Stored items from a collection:
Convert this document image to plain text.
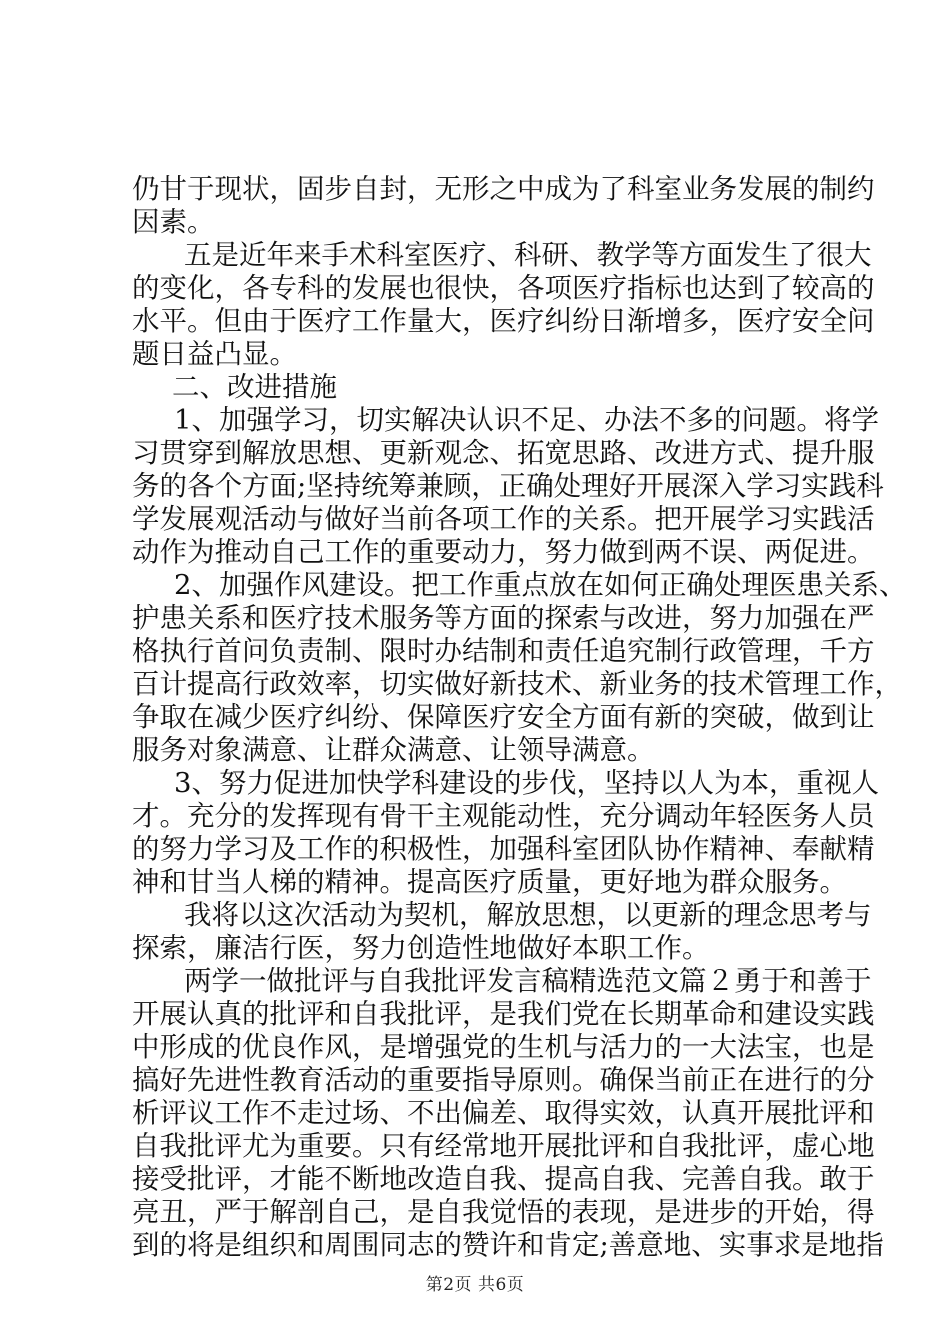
仍甘于现状，固步自封，无形之中成为了科室业务发展的制约
因素。
五是近年来手术科室医疗、科研、教学等方面发生了很大
的变化，各专科的发展也很快，各项医疗指标也达到了较高的
水平。但由于医疗工作量大，医疗纠纷日渐增多，医疗安全问
题日益凸显。
二、改进措施
1、加强学习，切实解决认识不足、办法不多的问题。将学
习贯穿到解放思想、更新观念、拓宽思路、改进方式、提升服
务的各个方面;坚持统筹兼顾，正确处理好开展深入学习实践科
学发展观活动与做好当前各项工作的关系。把开展学习实践活
动作为推动自己工作的重要动力，努力做到两不误、两促进。
2、加强作风建设。把工作重点放在如何正确处理医患关系、
护患关系和医疗技术服务等方面的探索与改进，努力加强在严
格执行首问负责制、限时办结制和责任追究制行政管理，千方
百计提高行政效率，切实做好新技术、新业务的技术管理工作，
争取在减少医疗纠纷、保障医疗安全方面有新的突破，做到让
服务对象满意、让群众满意、让领导满意。
3、努力促进加快学科建设的步伐，坚持以人为本，重视人
才。充分的发挥现有骨干主观能动性，充分调动年轻医务人员
的努力学习及工作的积极性，加强科室团队协作精神、奉献精
神和甘当人梯的精神。提高医疗质量，更好地为群众服务。
我将以这次活动为契机，解放思想，以更新的理念思考与
探索，廉洁行医，努力创造性地做好本职工作。
两学一做批评与自我批评发言稿精选范文篇２勇于和善于
开展认真的批评和自我批评，是我们党在长期革命和建设实践
中形成的优良作风，是增强党的生机与活力的一大法宝，也是
搞好先进性教育活动的重要指导原则。确保当前正在进行的分
析评议工作不走过场、不出偏差、取得实效，认真开展批评和
自我批评尤为重要。只有经常地开展批评和自我批评，虚心地
接受批评，才能不断地改造自我、提高自我、完善自我。敢于
亮丑，严于解剖自己，是自我觉悟的表现，是进步的开始，得
到的将是组织和周围同志的赞许和肯定;善意地、实事求是地指
第2页 共6页
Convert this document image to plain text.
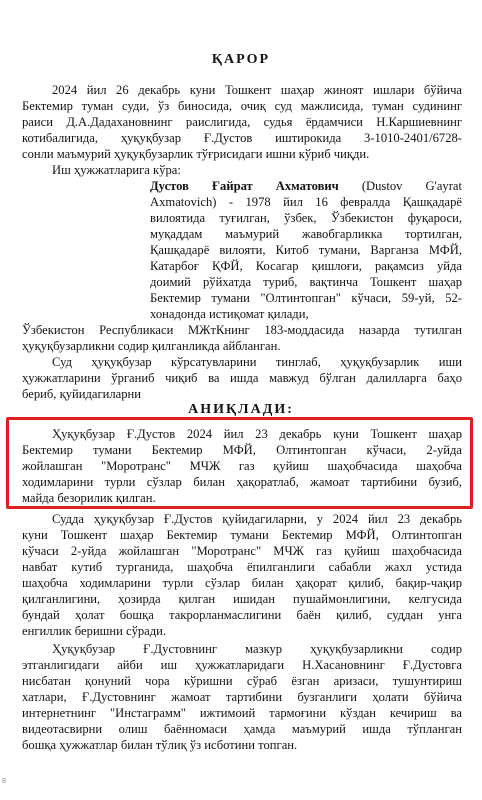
ҚАРОР
2024 йил 26 декабрь куни Тошкент шаҳар жиноят ишлари бўйича
Бектемир туман суди, ўз биносида, очиқ суд мажлисида, туман судининг
раиси Д.А.Дадахановнинг раислигида, судья ёрдамчиси Н.Каршиевнинг
котибалигида, ҳуқуқбузар Ғ.Дустов иштирокида 3-1010-2401/6728-
сонли маъмурий ҳуқуқбузарлик тўғрисидаги ишни кўриб чиқди.
Иш ҳужжатларига кўра:
Дустов Ғайрат Ахматович (Dustov G'ayrat
Axmatovich) - 1978 йил 16 февралда Қашқадарё
вилоятида туғилган, ўзбек, Ўзбекистон фуқароси,
муқаддам маъмурий жавобгарликка тортилган,
Қашқадарё вилояти, Китоб тумани, Варганза МФЙ,
Катарбоғ ҚФЙ, Косагар қишлоғи, рақамсиз уйда
доимий рўйхатда туриб, вақтинча Тошкент шаҳар
Бектемир тумани "Олтинтопган" кўчаси, 59-уй, 52-
хонадонда истиқомат қилади,
Ўзбекистон Республикаси МЖтКнинг 183-моддасида назарда тутилган
ҳуқуқбузарликни содир қилганликда айбланган.
Суд ҳуқуқбузар кўрсатувларини тинглаб, ҳуқуқбузарлик иши
ҳужжатларини ўрганиб чиқиб ва ишда мавжуд бўлган далилларга баҳо
бериб, қуйидагиларни
АНИҚЛАДИ:
Ҳуқуқбузар Ғ.Дустов 2024 йил 23 декабрь куни Тошкент шаҳар
Бектемир тумани Бектемир МФЙ, Олтинтопган кўчаси, 2-уйда
жойлашган "Моротранс" МЧЖ газ қуйиш шаҳобчасида шаҳобча
ходимларини турли сўзлар билан ҳақоратлаб, жамоат тартибини бузиб,
майда безорилик қилган.
Судда ҳуқуқбузар Ғ.Дустов қуйидагиларни, у 2024 йил 23 декабрь
куни Тошкент шаҳар Бектемир тумани Бектемир МФЙ, Олтинтопган
кўчаси 2-уйда жойлашган "Моротранс" МЧЖ газ қуйиш шаҳобчасида
навбат кутиб турганида, шаҳобча ёпилганлиги сабабли жахл устида
шаҳобча ходимларини турли сўзлар билан ҳақорат қилиб, бақир-чақир
қилганлигини, ҳозирда қилган ишидан пушаймонлигини, келгусида
бундай ҳолат бошқа такрорланмаслигини баён қилиб, суддан унга
енгиллик беришни сўради.
Ҳуқуқбузар Ғ.Дустовнинг мазкур ҳуқуқбузарликни содир
этганлигидаги айби иш ҳужжатларидаги Н.Хасановнинг Ғ.Дустовга
нисбатан қонуний чора кўришни сўраб ёзган аризаси, тушунтириш
хатлари, Ғ.Дустовнинг жамоат тартибини бузганлиги ҳолати бўйича
интернетнинг "Инстаграмм" ижтимоий тармоғини кўздан кечириш ва
видеотасвирни олиш баённомаси ҳамда маъмурий ишда тўпланган
бошқа ҳужжатлар билан тўлиқ ўз исботини топган.
8
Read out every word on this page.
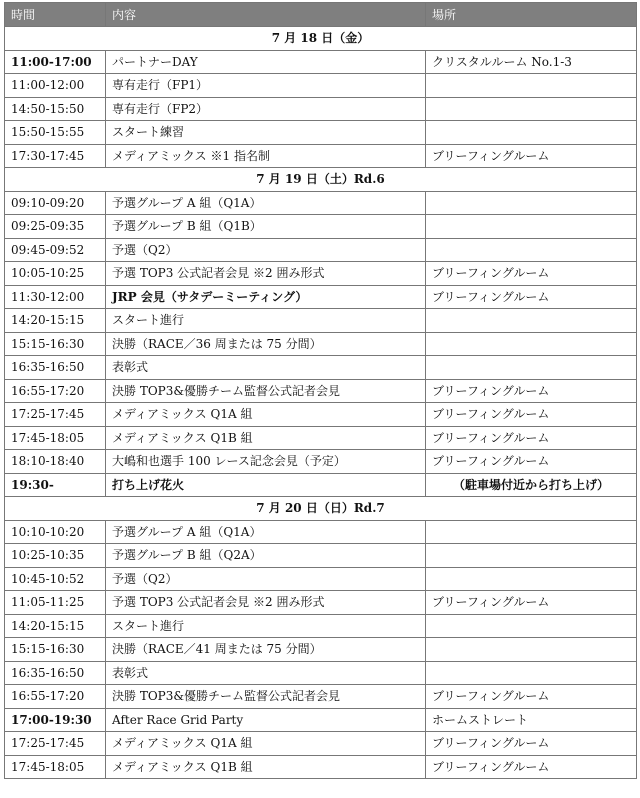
時間	内容	場所
7 月 18 日（金）		
11:00-17:00	パートナーDAY	クリスタルルーム No.1-3
11:00-12:00	専有走行（FP1）	
14:50-15:50	専有走行（FP2）	
15:50-15:55	スタート練習	
17:30-17:45	メディアミックス ※1 指名制	ブリーフィングルーム
7 月 19 日（土）Rd.6		
09:10-09:20	予選グループ A 組（Q1A）	
09:25-09:35	予選グループ B 組（Q1B）	
09:45-09:52	予選（Q2）	
10:05-10:25	予選 TOP3 公式記者会見 ※2 囲み形式	ブリーフィングルーム
11:30-12:00	JRP 会見（サタデーミーティング）	ブリーフィングルーム
14:20-15:15	スタート進行	
15:15-16:30	決勝（RACE／36 周または 75 分間）	
16:35-16:50	表彰式	
16:55-17:20	決勝 TOP3&優勝チーム監督公式記者会見	ブリーフィングルーム
17:25-17:45	メディアミックス Q1A 組	ブリーフィングルーム
17:45-18:05	メディアミックス Q1B 組	ブリーフィングルーム
18:10-18:40	大嶋和也選手 100 レース記念会見（予定）	ブリーフィングルーム
19:30-	打ち上げ花火	（駐車場付近から打ち上げ）
7 月 20 日（日）Rd.7		
10:10-10:20	予選グループ A 組（Q1A）	
10:25-10:35	予選グループ B 組（Q2A）	
10:45-10:52	予選（Q2）	
11:05-11:25	予選 TOP3 公式記者会見 ※2 囲み形式	ブリーフィングルーム
14:20-15:15	スタート進行	
15:15-16:30	決勝（RACE／41 周または 75 分間）	
16:35-16:50	表彰式	
16:55-17:20	決勝 TOP3&優勝チーム監督公式記者会見	ブリーフィングルーム
17:00-19:30	After Race Grid Party	ホームストレート
17:25-17:45	メディアミックス Q1A 組	ブリーフィングルーム
17:45-18:05	メディアミックス Q1B 組	ブリーフィングルーム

Exercise objective: Transcribe every record above exactly as written, leaving out any pictures.

Worked solution:
Convert this document image to plain text.
仍甘于现状，固步自封，无形之中成为了科室业务发展的制约
因素。
五是近年来手术科室医疗、科研、教学等方面发生了很大
的变化，各专科的发展也很快，各项医疗指标也达到了较高的
水平。但由于医疗工作量大，医疗纠纷日渐增多，医疗安全问
题日益凸显。
二、改进措施
1、加强学习，切实解决认识不足、办法不多的问题。将学
习贯穿到解放思想、更新观念、拓宽思路、改进方式、提升服
务的各个方面;坚持统筹兼顾，正确处理好开展深入学习实践科
学发展观活动与做好当前各项工作的关系。把开展学习实践活
动作为推动自己工作的重要动力，努力做到两不误、两促进。
2、加强作风建设。把工作重点放在如何正确处理医患关系、
护患关系和医疗技术服务等方面的探索与改进，努力加强在严
格执行首问负责制、限时办结制和责任追究制行政管理，千方
百计提高行政效率，切实做好新技术、新业务的技术管理工作，
争取在减少医疗纠纷、保障医疗安全方面有新的突破，做到让
服务对象满意、让群众满意、让领导满意。
3、努力促进加快学科建设的步伐，坚持以人为本，重视人
才。充分的发挥现有骨干主观能动性，充分调动年轻医务人员
的努力学习及工作的积极性，加强科室团队协作精神、奉献精
神和甘当人梯的精神。提高医疗质量，更好地为群众服务。
我将以这次活动为契机，解放思想，以更新的理念思考与
探索，廉洁行医，努力创造性地做好本职工作。
两学一做批评与自我批评发言稿精选范文篇２勇于和善于
开展认真的批评和自我批评，是我们党在长期革命和建设实践
中形成的优良作风，是增强党的生机与活力的一大法宝，也是
搞好先进性教育活动的重要指导原则。确保当前正在进行的分
析评议工作不走过场、不出偏差、取得实效，认真开展批评和
自我批评尤为重要。只有经常地开展批评和自我批评，虚心地
接受批评，才能不断地改造自我、提高自我、完善自我。敢于
亮丑，严于解剖自己，是自我觉悟的表现，是进步的开始，得
到的将是组织和周围同志的赞许和肯定;善意地、实事求是地指
第2页 共6页
Convert this document image to plain text.
ҚАРОР
2024 йил 26 декабрь куни Тошкент шаҳар жиноят ишлари бўйича
Бектемир туман суди, ўз биносида, очиқ суд мажлисида, туман судининг
раиси Д.А.Дадахановнинг раислигида, судья ёрдамчиси Н.Каршиевнинг
котибалигида, ҳуқуқбузар Ғ.Дустов иштирокида 3-1010-2401/6728-
сонли маъмурий ҳуқуқбузарлик тўғрисидаги ишни кўриб чиқди.
Иш ҳужжатларига кўра:
Дустов Ғайрат Ахматович (Dustov G'ayrat
Axmatovich) - 1978 йил 16 февралда Қашқадарё
вилоятида туғилган, ўзбек, Ўзбекистон фуқароси,
муқаддам маъмурий жавобгарликка тортилган,
Қашқадарё вилояти, Китоб тумани, Варганза МФЙ,
Катарбоғ ҚФЙ, Косагар қишлоғи, рақамсиз уйда
доимий рўйхатда туриб, вақтинча Тошкент шаҳар
Бектемир тумани "Олтинтопган" кўчаси, 59-уй, 52-
хонадонда истиқомат қилади,
Ўзбекистон Республикаси МЖтКнинг 183-моддасида назарда тутилган
ҳуқуқбузарликни содир қилганликда айбланган.
Суд ҳуқуқбузар кўрсатувларини тинглаб, ҳуқуқбузарлик иши
ҳужжатларини ўрганиб чиқиб ва ишда мавжуд бўлган далилларга баҳо
бериб, қуйидагиларни
АНИҚЛАДИ:
Ҳуқуқбузар Ғ.Дустов 2024 йил 23 декабрь куни Тошкент шаҳар
Бектемир тумани Бектемир МФЙ, Олтинтопган кўчаси, 2-уйда
жойлашган "Моротранс" МЧЖ газ қуйиш шаҳобчасида шаҳобча
ходимларини турли сўзлар билан ҳақоратлаб, жамоат тартибини бузиб,
майда безорилик қилган.
Судда ҳуқуқбузар Ғ.Дустов қуйидагиларни, у 2024 йил 23 декабрь
куни Тошкент шаҳар Бектемир тумани Бектемир МФЙ, Олтинтопган
кўчаси 2-уйда жойлашган "Моротранс" МЧЖ газ қуйиш шаҳобчасида
навбат кутиб турганида, шаҳобча ёпилганлиги сабабли жахл устида
шаҳобча ходимларини турли сўзлар билан ҳақорат қилиб, бақир-чақир
қилганлигини, ҳозирда қилган ишидан пушаймонлигини, келгусида
бундай ҳолат бошқа такрорланмаслигини баён қилиб, суддан унга
енгиллик беришни сўради.
Ҳуқуқбузар Ғ.Дустовнинг мазкур ҳуқуқбузарликни содир
этганлигидаги айби иш ҳужжатларидаги Н.Хасановнинг Ғ.Дустовга
нисбатан қонуний чора кўришни сўраб ёзган аризаси, тушунтириш
хатлари, Ғ.Дустовнинг жамоат тартибини бузганлиги ҳолати бўйича
интернетнинг "Инстаграмм" ижтимоий тармоғини кўздан кечириш ва
видеотасвирни олиш баённомаси ҳамда маъмурий ишда тўпланган
бошқа ҳужжатлар билан тўлиқ ўз исботини топган.
8
Read out every word on this page.
時間	内容	場所
7 月 18 日（金）		
11:00-17:00	パートナーDAY	クリスタルルーム No.1-3
11:00-12:00	専有走行（FP1）	
14:50-15:50	専有走行（FP2）	
15:50-15:55	スタート練習	
17:30-17:45	メディアミックス ※1 指名制	ブリーフィングルーム
7 月 19 日（土）Rd.6		
09:10-09:20	予選グループ A 組（Q1A）	
09:25-09:35	予選グループ B 組（Q1B）	
09:45-09:52	予選（Q2）	
10:05-10:25	予選 TOP3 公式記者会見 ※2 囲み形式	ブリーフィングルーム
11:30-12:00	JRP 会見（サタデーミーティング）	ブリーフィングルーム
14:20-15:15	スタート進行	
15:15-16:30	決勝（RACE／36 周または 75 分間）	
16:35-16:50	表彰式	
16:55-17:20	決勝 TOP3&優勝チーム監督公式記者会見	ブリーフィングルーム
17:25-17:45	メディアミックス Q1A 組	ブリーフィングルーム
17:45-18:05	メディアミックス Q1B 組	ブリーフィングルーム
18:10-18:40	大嶋和也選手 100 レース記念会見（予定）	ブリーフィングルーム
19:30-	打ち上げ花火	（駐車場付近から打ち上げ）
7 月 20 日（日）Rd.7		
10:10-10:20	予選グループ A 組（Q1A）	
10:25-10:35	予選グループ B 組（Q2A）	
10:45-10:52	予選（Q2）	
11:05-11:25	予選 TOP3 公式記者会見 ※2 囲み形式	ブリーフィングルーム
14:20-15:15	スタート進行	
15:15-16:30	決勝（RACE／41 周または 75 分間）	
16:35-16:50	表彰式	
16:55-17:20	決勝 TOP3&優勝チーム監督公式記者会見	ブリーフィングルーム
17:00-19:30	After Race Grid Party	ホームストレート
17:25-17:45	メディアミックス Q1A 組	ブリーフィングルーム
17:45-18:05	メディアミックス Q1B 組	ブリーフィングルーム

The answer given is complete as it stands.